Excerpt from a dataset:
====

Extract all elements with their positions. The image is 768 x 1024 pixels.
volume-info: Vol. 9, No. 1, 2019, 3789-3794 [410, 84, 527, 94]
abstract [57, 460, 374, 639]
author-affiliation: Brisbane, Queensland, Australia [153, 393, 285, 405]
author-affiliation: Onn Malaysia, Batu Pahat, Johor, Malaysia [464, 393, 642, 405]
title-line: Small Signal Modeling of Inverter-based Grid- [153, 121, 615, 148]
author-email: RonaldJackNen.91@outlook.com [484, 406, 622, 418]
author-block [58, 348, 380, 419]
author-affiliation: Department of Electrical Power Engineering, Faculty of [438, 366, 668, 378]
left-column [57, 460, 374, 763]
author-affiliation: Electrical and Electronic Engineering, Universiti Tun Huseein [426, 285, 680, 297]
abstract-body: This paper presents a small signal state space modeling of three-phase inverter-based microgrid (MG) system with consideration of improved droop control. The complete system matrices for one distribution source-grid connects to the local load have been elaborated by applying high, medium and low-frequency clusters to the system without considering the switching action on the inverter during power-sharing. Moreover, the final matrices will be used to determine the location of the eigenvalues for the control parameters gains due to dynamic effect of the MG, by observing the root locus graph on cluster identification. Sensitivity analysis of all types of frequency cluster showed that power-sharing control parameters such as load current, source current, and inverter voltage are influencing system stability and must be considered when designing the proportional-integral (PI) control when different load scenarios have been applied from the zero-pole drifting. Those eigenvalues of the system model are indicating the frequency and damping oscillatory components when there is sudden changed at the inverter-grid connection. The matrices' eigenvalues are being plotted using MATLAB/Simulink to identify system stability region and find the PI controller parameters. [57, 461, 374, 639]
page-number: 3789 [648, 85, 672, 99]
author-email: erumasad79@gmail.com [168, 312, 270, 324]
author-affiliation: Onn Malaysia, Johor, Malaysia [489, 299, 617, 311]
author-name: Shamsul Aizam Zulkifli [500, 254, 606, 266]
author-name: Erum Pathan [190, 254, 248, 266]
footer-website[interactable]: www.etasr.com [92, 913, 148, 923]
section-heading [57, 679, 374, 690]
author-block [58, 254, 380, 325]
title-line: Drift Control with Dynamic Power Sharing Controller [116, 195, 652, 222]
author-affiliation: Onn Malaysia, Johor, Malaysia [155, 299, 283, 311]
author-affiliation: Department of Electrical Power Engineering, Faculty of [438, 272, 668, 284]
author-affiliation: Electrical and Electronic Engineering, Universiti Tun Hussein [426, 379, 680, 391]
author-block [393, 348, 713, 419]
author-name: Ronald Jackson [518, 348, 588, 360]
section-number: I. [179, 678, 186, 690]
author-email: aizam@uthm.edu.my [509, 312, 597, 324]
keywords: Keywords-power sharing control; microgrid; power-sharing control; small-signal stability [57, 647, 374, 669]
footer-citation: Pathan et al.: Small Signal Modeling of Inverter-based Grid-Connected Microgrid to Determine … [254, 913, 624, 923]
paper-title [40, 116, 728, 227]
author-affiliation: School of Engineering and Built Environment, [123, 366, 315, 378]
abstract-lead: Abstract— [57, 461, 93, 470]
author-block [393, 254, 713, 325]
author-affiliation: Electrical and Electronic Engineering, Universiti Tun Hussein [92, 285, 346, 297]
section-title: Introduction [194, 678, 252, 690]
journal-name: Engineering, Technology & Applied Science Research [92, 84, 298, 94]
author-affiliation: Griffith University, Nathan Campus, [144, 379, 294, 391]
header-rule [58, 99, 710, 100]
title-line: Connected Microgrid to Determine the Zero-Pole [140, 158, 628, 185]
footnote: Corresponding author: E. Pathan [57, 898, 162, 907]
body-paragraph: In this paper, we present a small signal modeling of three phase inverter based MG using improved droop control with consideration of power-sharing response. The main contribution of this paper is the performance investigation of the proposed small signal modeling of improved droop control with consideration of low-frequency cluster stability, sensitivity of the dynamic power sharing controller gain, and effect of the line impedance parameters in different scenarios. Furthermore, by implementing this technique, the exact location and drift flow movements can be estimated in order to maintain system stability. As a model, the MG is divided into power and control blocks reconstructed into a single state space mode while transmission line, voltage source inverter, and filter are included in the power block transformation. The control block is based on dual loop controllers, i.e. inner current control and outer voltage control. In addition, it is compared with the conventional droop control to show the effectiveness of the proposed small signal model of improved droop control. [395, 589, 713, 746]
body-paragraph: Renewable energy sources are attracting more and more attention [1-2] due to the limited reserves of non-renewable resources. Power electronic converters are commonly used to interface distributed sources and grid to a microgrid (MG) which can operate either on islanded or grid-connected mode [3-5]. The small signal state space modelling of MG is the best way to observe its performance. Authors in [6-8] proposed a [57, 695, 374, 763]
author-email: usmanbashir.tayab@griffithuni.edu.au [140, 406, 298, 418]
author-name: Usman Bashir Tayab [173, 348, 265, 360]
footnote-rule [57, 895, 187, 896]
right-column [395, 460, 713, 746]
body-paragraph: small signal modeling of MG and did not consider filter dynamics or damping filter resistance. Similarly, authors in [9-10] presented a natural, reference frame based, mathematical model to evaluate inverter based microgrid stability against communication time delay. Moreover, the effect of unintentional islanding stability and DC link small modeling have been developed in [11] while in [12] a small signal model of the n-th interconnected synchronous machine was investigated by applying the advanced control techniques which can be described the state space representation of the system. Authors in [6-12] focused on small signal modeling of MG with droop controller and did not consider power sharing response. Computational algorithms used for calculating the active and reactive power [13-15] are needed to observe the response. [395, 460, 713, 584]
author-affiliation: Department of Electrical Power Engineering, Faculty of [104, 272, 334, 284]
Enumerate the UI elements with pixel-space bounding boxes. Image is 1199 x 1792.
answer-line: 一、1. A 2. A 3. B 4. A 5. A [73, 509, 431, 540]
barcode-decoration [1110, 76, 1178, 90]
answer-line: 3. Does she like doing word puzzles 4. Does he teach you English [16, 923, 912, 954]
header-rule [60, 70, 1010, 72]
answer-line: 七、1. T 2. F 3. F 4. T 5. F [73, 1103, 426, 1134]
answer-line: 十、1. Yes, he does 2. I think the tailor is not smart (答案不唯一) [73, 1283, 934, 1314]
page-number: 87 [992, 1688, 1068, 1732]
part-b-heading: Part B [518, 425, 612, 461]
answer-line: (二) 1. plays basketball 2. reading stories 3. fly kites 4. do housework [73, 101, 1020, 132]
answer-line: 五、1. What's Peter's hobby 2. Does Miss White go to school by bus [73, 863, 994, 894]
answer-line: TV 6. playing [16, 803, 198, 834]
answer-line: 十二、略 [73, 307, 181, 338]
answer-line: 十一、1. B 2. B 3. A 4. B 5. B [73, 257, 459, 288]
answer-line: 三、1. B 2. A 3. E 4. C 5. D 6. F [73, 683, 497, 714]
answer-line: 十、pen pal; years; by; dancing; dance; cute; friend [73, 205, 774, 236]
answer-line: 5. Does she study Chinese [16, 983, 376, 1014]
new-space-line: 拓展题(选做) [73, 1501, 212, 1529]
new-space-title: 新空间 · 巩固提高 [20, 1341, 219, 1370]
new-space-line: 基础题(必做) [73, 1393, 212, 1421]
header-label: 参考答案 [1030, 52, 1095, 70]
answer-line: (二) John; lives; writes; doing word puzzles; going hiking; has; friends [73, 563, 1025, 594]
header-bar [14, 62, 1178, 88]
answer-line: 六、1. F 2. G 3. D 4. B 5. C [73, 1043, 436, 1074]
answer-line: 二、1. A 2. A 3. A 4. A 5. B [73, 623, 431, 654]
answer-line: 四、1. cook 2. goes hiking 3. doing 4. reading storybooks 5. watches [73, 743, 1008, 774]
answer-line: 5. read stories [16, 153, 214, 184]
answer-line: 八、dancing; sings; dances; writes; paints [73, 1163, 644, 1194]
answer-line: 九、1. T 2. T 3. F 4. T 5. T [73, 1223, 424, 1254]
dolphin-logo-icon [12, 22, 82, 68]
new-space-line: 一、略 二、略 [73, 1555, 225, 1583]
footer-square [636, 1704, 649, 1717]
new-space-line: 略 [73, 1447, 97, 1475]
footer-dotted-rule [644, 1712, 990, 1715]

====

■ Problem statement ■
Extract the lines of the records above exactly, beginning with the first line and stopping after the line that contains "author-affiliation: Brisbane, Queensland, Australia".

■ Exercise response ■
Extract all elements with their positions. The image is 768 x 1024 pixels.
volume-info: Vol. 9, No. 1, 2019, 3789-3794 [410, 84, 527, 94]
abstract [57, 460, 374, 639]
author-affiliation: Brisbane, Queensland, Australia [153, 393, 285, 405]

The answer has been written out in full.